-- begin EXCERPTED RECORDS --

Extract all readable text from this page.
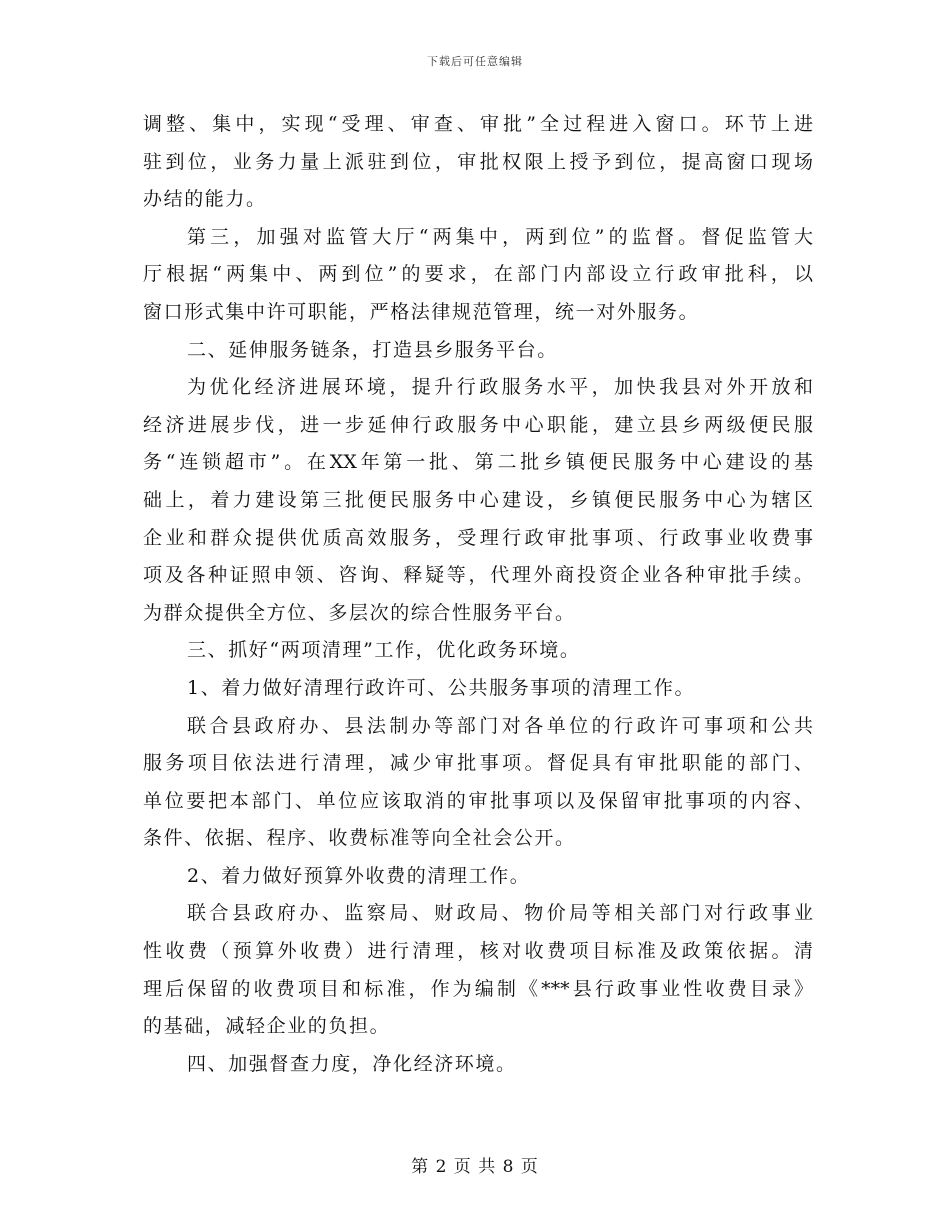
下载后可任意编辑
调整、集中，实现“受理、审查、审批”全过程进入窗口。环节上进
驻到位，业务力量上派驻到位，审批权限上授予到位，提高窗口现场
办结的能力。
第三，加强对监管大厅“两集中，两到位”的监督。督促监管大
厅根据“两集中、两到位”的要求，在部门内部设立行政审批科，以
窗口形式集中许可职能，严格法律规范管理，统一对外服务。
二、延伸服务链条，打造县乡服务平台。
为优化经济进展环境，提升行政服务水平，加快我县对外开放和
经济进展步伐，进一步延伸行政服务中心职能，建立县乡两级便民服
务“连锁超市”。在XX年第一批、第二批乡镇便民服务中心建设的基
础上，着力建设第三批便民服务中心建设，乡镇便民服务中心为辖区
企业和群众提供优质高效服务，受理行政审批事项、行政事业收费事
项及各种证照申领、咨询、释疑等，代理外商投资企业各种审批手续。
为群众提供全方位、多层次的综合性服务平台。
三、抓好“两项清理”工作，优化政务环境。
1、着力做好清理行政许可、公共服务事项的清理工作。
联合县政府办、县法制办等部门对各单位的行政许可事项和公共
服务项目依法进行清理，减少审批事项。督促具有审批职能的部门、
单位要把本部门、单位应该取消的审批事项以及保留审批事项的内容、
条件、依据、程序、收费标准等向全社会公开。
2、着力做好预算外收费的清理工作。
联合县政府办、监察局、财政局、物价局等相关部门对行政事业
性收费（预算外收费）进行清理，核对收费项目标准及政策依据。清
理后保留的收费项目和标准，作为编制《***县行政事业性收费目录》
的基础，减轻企业的负担。
四、加强督查力度，净化经济环境。
第 2 页 共 8 页
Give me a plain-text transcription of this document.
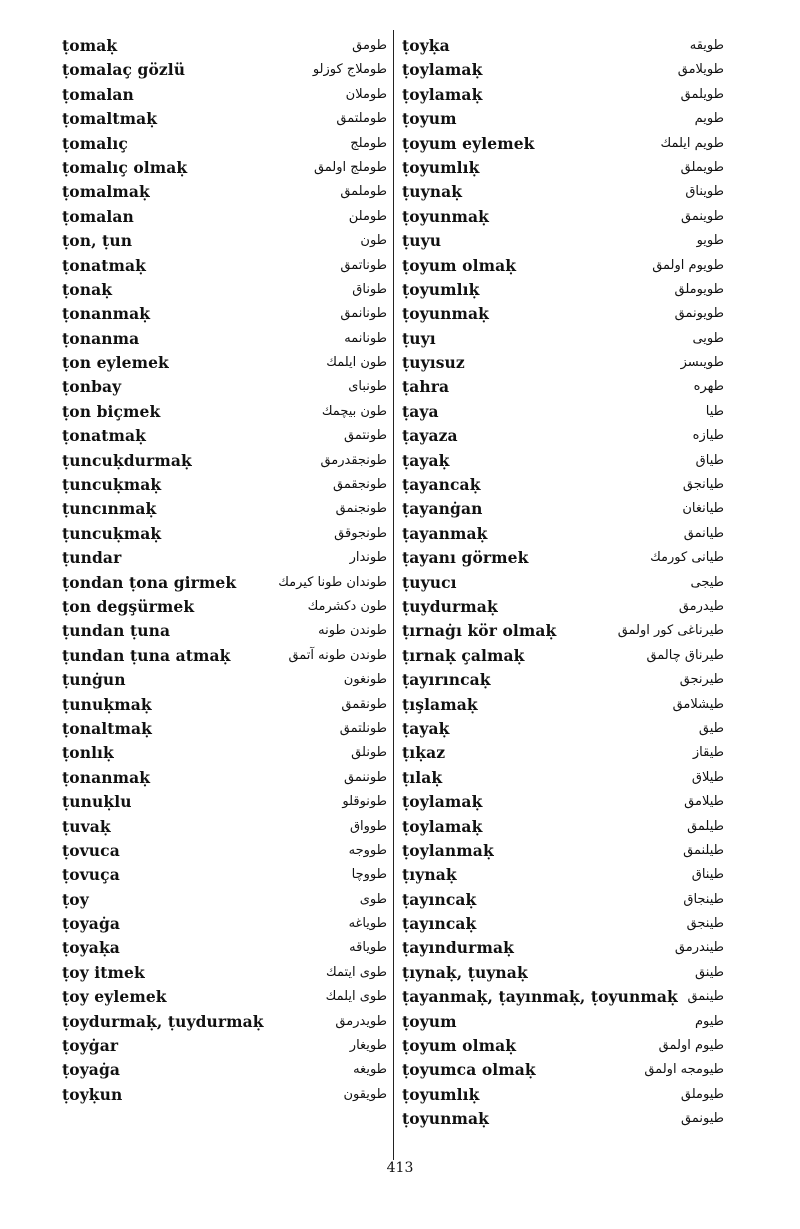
ṭomaḳ	طومق
ṭomalaç gözlü	طوملاج كوزلو
ṭomalan	طوملان
ṭomaltmaḳ	طوملتمق
ṭomalıç	طوملج
ṭomalıç olmaḳ	طوملج اولمق
ṭomalmaḳ	طوملمق
ṭomalan	طوملن
ṭon, ṭun	طون
ṭonatmaḳ	طوناتمق
ṭonaḳ	طوناق
ṭonanmaḳ	طونانمق
ṭonanma	طونانمه
ṭon eylemek	طون ايلمك
ṭonbay	طونباى
ṭon biçmek	طون بيچمك
ṭonatmaḳ	طونتمق
ṭuncuḳdurmaḳ	طونجقدرمق
ṭuncuḳmaḳ	طونجقمق
ṭuncınmaḳ	طونجنمق
ṭuncuḳmaḳ	طونجوقق
ṭundar	طوندار
ṭondan ṭona girmek	طوندان طونا كيرمك
ṭon degşürmek	طون دكشرمك
ṭundan ṭuna	طوندن طونه
ṭundan ṭuna atmaḳ	طوندن طونه آتمق
ṭunġun	طونغون
ṭunuḳmaḳ	طونقمق
ṭonaltmaḳ	طونلتمق
ṭonlıḳ	طونلق
ṭonanmaḳ	طوننمق
ṭunuḳlu	طونوقلو
ṭuvaḳ	طوواق
ṭovuca	طووجه
ṭovuça	طووچا
ṭoy	طوى
ṭoyaġa	طوياغه
ṭoyaḳa	طوياقه
ṭoy itmek	طوى ايتمك
ṭoy eylemek	طوى ايلمك
ṭoydurmaḳ, ṭuydurmaḳ	طويدرمق
ṭoyġar	طويغار
ṭoyaġa	طويغه
ṭoyḳun	طويقون
ṭoyḳa	طويقه
ṭoylamaḳ	طويلامق
ṭoylamaḳ	طويلمق
ṭoyum	طويم
ṭoyum eylemek	طويم ايلمك
ṭoyumlıḳ	طويملق
ṭuynaḳ	طويناق
ṭoyunmaḳ	طوينمق
ṭuyu	طويو
ṭoyum olmaḳ	طويوم اولمق
ṭoyumlıḳ	طويوملق
ṭoyunmaḳ	طويونمق
ṭuyı	طويى
ṭuyısuz	طويىسز
ṭahra	طهره
ṭaya	طيا
ṭayaza	طيازه
ṭayaḳ	طياق
ṭayancaḳ	طيانجق
ṭayanġan	طيانغان
ṭayanmaḳ	طيانمق
ṭayanı görmek	طيانى كورمك
ṭuyucı	طيجى
ṭuydurmaḳ	طيدرمق
ṭırnaġı kör olmaḳ	طيرناغى كور اولمق
ṭırnaḳ çalmaḳ	طيرناق چالمق
ṭayırıncaḳ	طيرنجق
ṭışlamaḳ	طيشلامق
ṭayaḳ	طيق
ṭıḳaz	طيقاز
ṭılaḳ	طيلاق
ṭoylamaḳ	طيلامق
ṭoylamaḳ	طيلمق
ṭoylanmaḳ	طيلنمق
ṭıynaḳ	طيناق
ṭayıncaḳ	طينجاق
ṭayıncaḳ	طينجق
ṭayındurmaḳ	طيندرمق
ṭıynaḳ, ṭuynaḳ	طينق
ṭayanmaḳ, ṭayınmaḳ, ṭoyunmaḳ طينمق
ṭoyum	طيوم
ṭoyum olmaḳ	طيوم اولمق
ṭoyumca olmaḳ	طيومجه اولمق
ṭoyumlıḳ	طيوملق
ṭoyunmaḳ	طيونمق
413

-- end EXCERPTED RECORDS --

▸ **WHAT TO WORK ON**
The entries above are to be returned exactly, without their pictures.

▸ **SOLUTION**
Extract all readable text from this page.
下载后可任意编辑
调整、集中，实现“受理、审查、审批”全过程进入窗口。环节上进
驻到位，业务力量上派驻到位，审批权限上授予到位，提高窗口现场
办结的能力。
第三，加强对监管大厅“两集中，两到位”的监督。督促监管大
厅根据“两集中、两到位”的要求，在部门内部设立行政审批科，以
窗口形式集中许可职能，严格法律规范管理，统一对外服务。
二、延伸服务链条，打造县乡服务平台。
为优化经济进展环境，提升行政服务水平，加快我县对外开放和
经济进展步伐，进一步延伸行政服务中心职能，建立县乡两级便民服
务“连锁超市”。在XX年第一批、第二批乡镇便民服务中心建设的基
础上，着力建设第三批便民服务中心建设，乡镇便民服务中心为辖区
企业和群众提供优质高效服务，受理行政审批事项、行政事业收费事
项及各种证照申领、咨询、释疑等，代理外商投资企业各种审批手续。
为群众提供全方位、多层次的综合性服务平台。
三、抓好“两项清理”工作，优化政务环境。
1、着力做好清理行政许可、公共服务事项的清理工作。
联合县政府办、县法制办等部门对各单位的行政许可事项和公共
服务项目依法进行清理，减少审批事项。督促具有审批职能的部门、
单位要把本部门、单位应该取消的审批事项以及保留审批事项的内容、
条件、依据、程序、收费标准等向全社会公开。
2、着力做好预算外收费的清理工作。
联合县政府办、监察局、财政局、物价局等相关部门对行政事业
性收费（预算外收费）进行清理，核对收费项目标准及政策依据。清
理后保留的收费项目和标准，作为编制《***县行政事业性收费目录》
的基础，减轻企业的负担。
四、加强督查力度，净化经济环境。
第 2 页 共 8 页
Give me a plain-text transcription of this document.
ṭomaḳ	طومق
ṭomalaç gözlü	طوملاج كوزلو
ṭomalan	طوملان
ṭomaltmaḳ	طوملتمق
ṭomalıç	طوملج
ṭomalıç olmaḳ	طوملج اولمق
ṭomalmaḳ	طوملمق
ṭomalan	طوملن
ṭon, ṭun	طون
ṭonatmaḳ	طوناتمق
ṭonaḳ	طوناق
ṭonanmaḳ	طونانمق
ṭonanma	طونانمه
ṭon eylemek	طون ايلمك
ṭonbay	طونباى
ṭon biçmek	طون بيچمك
ṭonatmaḳ	طونتمق
ṭuncuḳdurmaḳ	طونجقدرمق
ṭuncuḳmaḳ	طونجقمق
ṭuncınmaḳ	طونجنمق
ṭuncuḳmaḳ	طونجوقق
ṭundar	طوندار
ṭondan ṭona girmek	طوندان طونا كيرمك
ṭon degşürmek	طون دكشرمك
ṭundan ṭuna	طوندن طونه
ṭundan ṭuna atmaḳ	طوندن طونه آتمق
ṭunġun	طونغون
ṭunuḳmaḳ	طونقمق
ṭonaltmaḳ	طونلتمق
ṭonlıḳ	طونلق
ṭonanmaḳ	طوننمق
ṭunuḳlu	طونوقلو
ṭuvaḳ	طوواق
ṭovuca	طووجه
ṭovuça	طووچا
ṭoy	طوى
ṭoyaġa	طوياغه
ṭoyaḳa	طوياقه
ṭoy itmek	طوى ايتمك
ṭoy eylemek	طوى ايلمك
ṭoydurmaḳ, ṭuydurmaḳ	طويدرمق
ṭoyġar	طويغار
ṭoyaġa	طويغه
ṭoyḳun	طويقون
ṭoyḳa	طويقه
ṭoylamaḳ	طويلامق
ṭoylamaḳ	طويلمق
ṭoyum	طويم
ṭoyum eylemek	طويم ايلمك
ṭoyumlıḳ	طويملق
ṭuynaḳ	طويناق
ṭoyunmaḳ	طوينمق
ṭuyu	طويو
ṭoyum olmaḳ	طويوم اولمق
ṭoyumlıḳ	طويوملق
ṭoyunmaḳ	طويونمق
ṭuyı	طويى
ṭuyısuz	طويىسز
ṭahra	طهره
ṭaya	طيا
ṭayaza	طيازه
ṭayaḳ	طياق
ṭayancaḳ	طيانجق
ṭayanġan	طيانغان
ṭayanmaḳ	طيانمق
ṭayanı görmek	طيانى كورمك
ṭuyucı	طيجى
ṭuydurmaḳ	طيدرمق
ṭırnaġı kör olmaḳ	طيرناغى كور اولمق
ṭırnaḳ çalmaḳ	طيرناق چالمق
ṭayırıncaḳ	طيرنجق
ṭışlamaḳ	طيشلامق
ṭayaḳ	طيق
ṭıḳaz	طيقاز
ṭılaḳ	طيلاق
ṭoylamaḳ	طيلامق
ṭoylamaḳ	طيلمق
ṭoylanmaḳ	طيلنمق
ṭıynaḳ	طيناق
ṭayıncaḳ	طينجاق
ṭayıncaḳ	طينجق
ṭayındurmaḳ	طيندرمق
ṭıynaḳ, ṭuynaḳ	طينق
ṭayanmaḳ, ṭayınmaḳ, ṭoyunmaḳ طينمق
ṭoyum	طيوم
ṭoyum olmaḳ	طيوم اولمق
ṭoyumca olmaḳ	طيومجه اولمق
ṭoyumlıḳ	طيوملق
ṭoyunmaḳ	طيونمق
413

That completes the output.